Provided information:
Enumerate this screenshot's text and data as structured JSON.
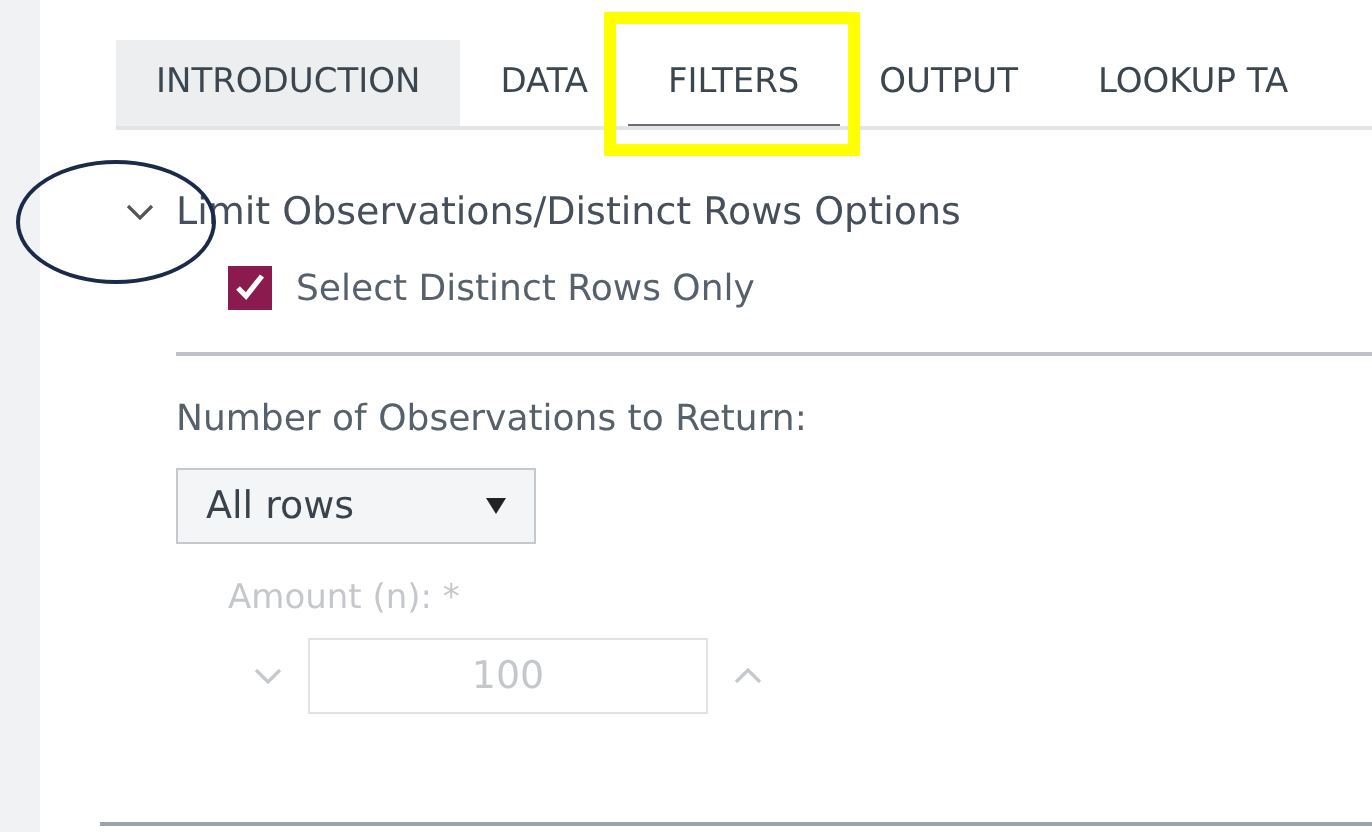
{
  "tabs": [
    {
      "label": "INTRODUCTION",
      "selected": false,
      "hovered": true
    },
    {
      "label": "DATA",
      "selected": false,
      "hovered": false
    },
    {
      "label": "FILTERS",
      "selected": true,
      "hovered": false
    },
    {
      "label": "OUTPUT",
      "selected": false,
      "hovered": false
    },
    {
      "label": "LOOKUP TA",
      "selected": false,
      "hovered": false
    }
  ],
  "section": {
    "title": "Limit Observations/Distinct Rows Options",
    "expanded": true
  },
  "distinct_rows": {
    "label": "Select Distinct Rows Only",
    "checked": true
  },
  "observations": {
    "label": "Number of Observations to Return:",
    "value": "All rows"
  },
  "amount": {
    "label": "Amount (n): *",
    "value": "100",
    "disabled": true
  }
}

Exercise directions: In your copy, repeat each record exactly and include no pictures.

Reply:
Enumerate this screenshot's text and data as structured JSON.
{
  "tabs": [
    {
      "label": "INTRODUCTION",
      "selected": false,
      "hovered": true
    },
    {
      "label": "DATA",
      "selected": false,
      "hovered": false
    },
    {
      "label": "FILTERS",
      "selected": true,
      "hovered": false
    },
    {
      "label": "OUTPUT",
      "selected": false,
      "hovered": false
    },
    {
      "label": "LOOKUP TA",
      "selected": false,
      "hovered": false
    }
  ],
  "section": {
    "title": "Limit Observations/Distinct Rows Options",
    "expanded": true
  },
  "distinct_rows": {
    "label": "Select Distinct Rows Only",
    "checked": true
  },
  "observations": {
    "label": "Number of Observations to Return:",
    "value": "All rows"
  },
  "amount": {
    "label": "Amount (n): *",
    "value": "100",
    "disabled": true
  }
}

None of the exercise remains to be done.